— Exercise —
Read the records below and copy each line that contains "pensl".

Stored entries
· · · · · · ·

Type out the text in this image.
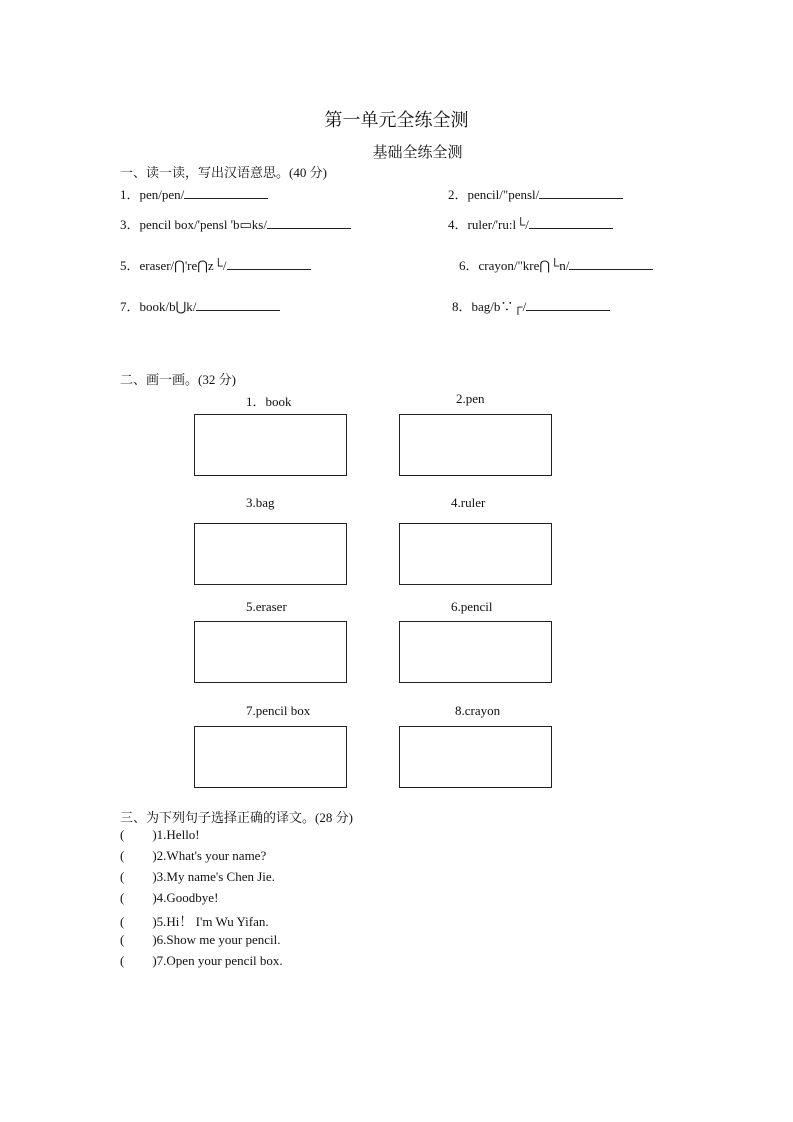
第一单元全练全测
基础全练全测
一、读一读，写出汉语意思。(40 分)
1．pen/pen/	2．pencil/"pensl/
3．pencil box/'pensl 'b▭ks/	4．ruler/'ru:l└/
5．eraser/⋂'re⋂z└/	6．crayon/"kre⋂└n/
7．book/b⋃k/	8．bag/b∵┌/
二、画一画。(32 分)
1．book	2.pen
3.bag	4.ruler
5.eraser	6.pencil
7.pencil box	8.crayon
三、为下列句子选择正确的译文。(28 分)
( )1.Hello!
( )2.What's your name?
( )3.My name's Chen Jie.
( )4.Goodbye!
( )5.Hi！ I'm Wu Yifan.
( )6.Show me your pencil.
( )7.Open your pencil box.
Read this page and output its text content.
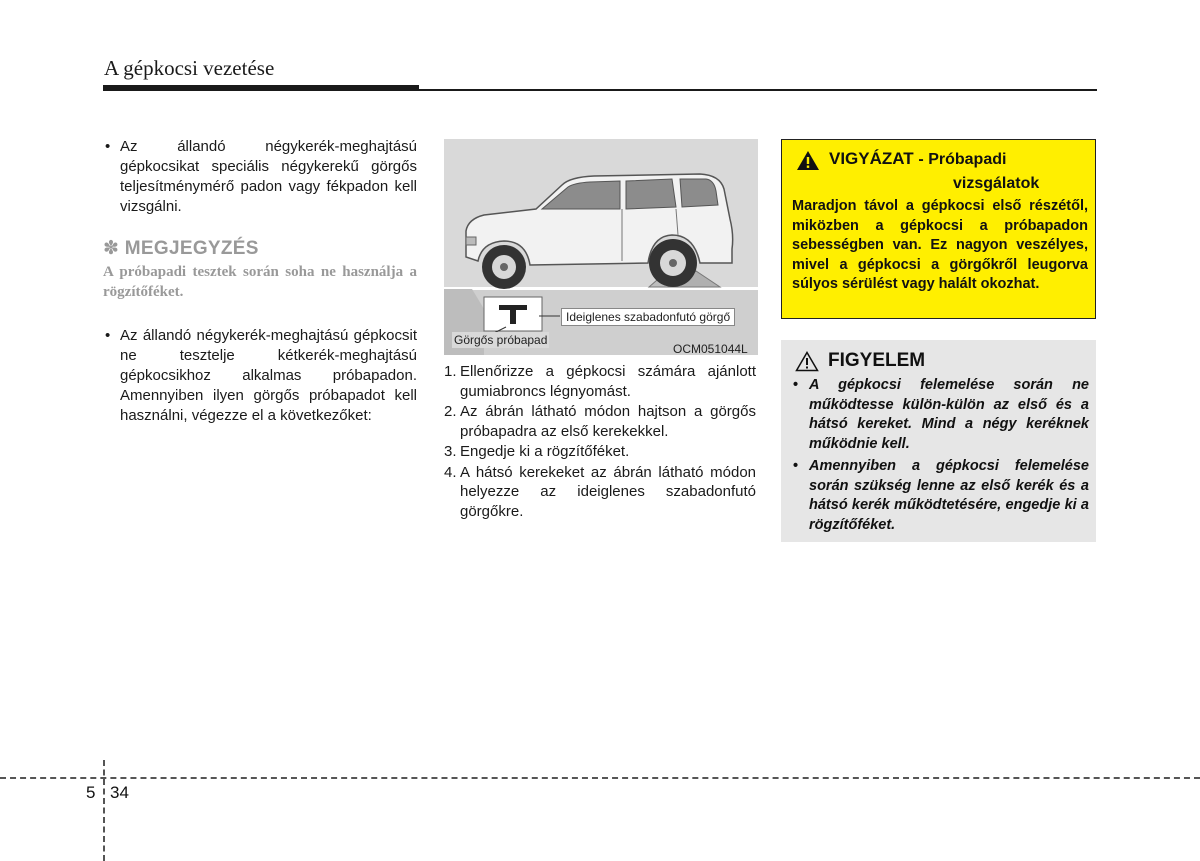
A gépkocsi vezetése
• Az állandó négykerék-meghajtású gépkocsikat speciális négykerekű görgős teljesítménymérő padon vagy fékpadon kell vizsgálni.
✽ MEGJEGYZÉS
A próbapadi tesztek során soha ne használja a rögzítőféket.
• Az állandó négykerék-meghajtású gépkocsit ne tesztelje kétkerék-meghajtású gépkocsikhoz alkalmas próbapadon. Amennyiben ilyen görgős próbapadot kell használni, végezze el a következőket:
Ideiglenes szabadonfutó görgő
Görgős próbapad
OCM051044L
1. Ellenőrizze a gépkocsi számára ajánlott gumiabroncs légnyomást.
2. Az ábrán látható módon hajtson a görgős próbapadra az első kerekekkel.
3. Engedje ki a rögzítőféket.
4. A hátsó kerekeket az ábrán látható módon helyezze az ideiglenes szabadonfutó görgőkre.
VIGYÁZAT - Próbapadi
vizsgálatok
Maradjon távol a gépkocsi első részétől, miközben a gépkocsi a próbapadon sebességben van. Ez nagyon veszélyes, mivel a gépkocsi a görgőkről leugorva súlyos sérülést vagy halált okozhat.
FIGYELEM
• A gépkocsi felemelése során ne működtesse külön-külön az első és a hátsó kereket. Mind a négy keréknek működnie kell.
• Amennyiben a gépkocsi felemelése során szükség lenne az első kerék és a hátsó kerék működtetésére, engedje ki a rögzítőféket.
5 34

· · · · · · ·

— Solution for this problem —
1．pen/pen/	2．pencil/"pensl/
3．pencil box/'pensl 'b▭ks/	4．ruler/'ru:l└/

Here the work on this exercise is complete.